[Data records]

*****

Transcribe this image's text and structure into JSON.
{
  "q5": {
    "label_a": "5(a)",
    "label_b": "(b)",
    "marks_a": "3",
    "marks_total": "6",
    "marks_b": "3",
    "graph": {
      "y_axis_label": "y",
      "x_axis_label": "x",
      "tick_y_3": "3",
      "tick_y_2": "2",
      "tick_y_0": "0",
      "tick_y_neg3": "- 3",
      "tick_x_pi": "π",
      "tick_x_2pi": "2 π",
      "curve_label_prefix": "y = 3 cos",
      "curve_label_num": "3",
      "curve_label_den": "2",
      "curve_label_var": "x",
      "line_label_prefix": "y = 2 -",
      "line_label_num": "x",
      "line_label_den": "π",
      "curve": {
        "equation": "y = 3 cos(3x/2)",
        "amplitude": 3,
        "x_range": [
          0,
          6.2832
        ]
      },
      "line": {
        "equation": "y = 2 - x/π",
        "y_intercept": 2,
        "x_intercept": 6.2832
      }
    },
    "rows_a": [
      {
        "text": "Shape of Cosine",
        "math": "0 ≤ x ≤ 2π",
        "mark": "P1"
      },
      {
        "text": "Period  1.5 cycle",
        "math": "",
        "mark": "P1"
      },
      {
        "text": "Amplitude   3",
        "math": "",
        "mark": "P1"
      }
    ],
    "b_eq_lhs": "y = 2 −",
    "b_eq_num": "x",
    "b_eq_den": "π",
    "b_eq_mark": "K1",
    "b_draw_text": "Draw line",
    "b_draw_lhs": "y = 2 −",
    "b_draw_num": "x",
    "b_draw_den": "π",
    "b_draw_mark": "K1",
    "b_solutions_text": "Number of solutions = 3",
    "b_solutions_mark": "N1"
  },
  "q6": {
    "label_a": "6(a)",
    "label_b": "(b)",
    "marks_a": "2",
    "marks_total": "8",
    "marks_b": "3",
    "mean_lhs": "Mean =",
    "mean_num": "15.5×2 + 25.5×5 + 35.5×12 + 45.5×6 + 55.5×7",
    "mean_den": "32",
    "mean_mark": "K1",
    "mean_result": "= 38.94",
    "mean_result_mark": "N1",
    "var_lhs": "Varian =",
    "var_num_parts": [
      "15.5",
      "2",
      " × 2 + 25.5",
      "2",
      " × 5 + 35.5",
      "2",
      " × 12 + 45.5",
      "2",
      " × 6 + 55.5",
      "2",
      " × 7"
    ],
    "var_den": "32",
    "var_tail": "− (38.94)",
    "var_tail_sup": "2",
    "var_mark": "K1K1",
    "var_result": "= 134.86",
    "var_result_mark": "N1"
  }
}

*****

- _What you are asked to do_: Set down all of the data above, word for word.

- _The output_:
Transcribe this image's text and structure into JSON.
{
  "q5": {
    "label_a": "5(a)",
    "label_b": "(b)",
    "marks_a": "3",
    "marks_total": "6",
    "marks_b": "3",
    "graph": {
      "y_axis_label": "y",
      "x_axis_label": "x",
      "tick_y_3": "3",
      "tick_y_2": "2",
      "tick_y_0": "0",
      "tick_y_neg3": "- 3",
      "tick_x_pi": "π",
      "tick_x_2pi": "2 π",
      "curve_label_prefix": "y = 3 cos",
      "curve_label_num": "3",
      "curve_label_den": "2",
      "curve_label_var": "x",
      "line_label_prefix": "y = 2 -",
      "line_label_num": "x",
      "line_label_den": "π",
      "curve": {
        "equation": "y = 3 cos(3x/2)",
        "amplitude": 3,
        "x_range": [
          0,
          6.2832
        ]
      },
      "line": {
        "equation": "y = 2 - x/π",
        "y_intercept": 2,
        "x_intercept": 6.2832
      }
    },
    "rows_a": [
      {
        "text": "Shape of Cosine",
        "math": "0 ≤ x ≤ 2π",
        "mark": "P1"
      },
      {
        "text": "Period  1.5 cycle",
        "math": "",
        "mark": "P1"
      },
      {
        "text": "Amplitude   3",
        "math": "",
        "mark": "P1"
      }
    ],
    "b_eq_lhs": "y = 2 −",
    "b_eq_num": "x",
    "b_eq_den": "π",
    "b_eq_mark": "K1",
    "b_draw_text": "Draw line",
    "b_draw_lhs": "y = 2 −",
    "b_draw_num": "x",
    "b_draw_den": "π",
    "b_draw_mark": "K1",
    "b_solutions_text": "Number of solutions = 3",
    "b_solutions_mark": "N1"
  },
  "q6": {
    "label_a": "6(a)",
    "label_b": "(b)",
    "marks_a": "2",
    "marks_total": "8",
    "marks_b": "3",
    "mean_lhs": "Mean =",
    "mean_num": "15.5×2 + 25.5×5 + 35.5×12 + 45.5×6 + 55.5×7",
    "mean_den": "32",
    "mean_mark": "K1",
    "mean_result": "= 38.94",
    "mean_result_mark": "N1",
    "var_lhs": "Varian =",
    "var_num_parts": [
      "15.5",
      "2",
      " × 2 + 25.5",
      "2",
      " × 5 + 35.5",
      "2",
      " × 12 + 45.5",
      "2",
      " × 6 + 55.5",
      "2",
      " × 7"
    ],
    "var_den": "32",
    "var_tail": "− (38.94)",
    "var_tail_sup": "2",
    "var_mark": "K1K1",
    "var_result": "= 134.86",
    "var_result_mark": "N1"
  }
}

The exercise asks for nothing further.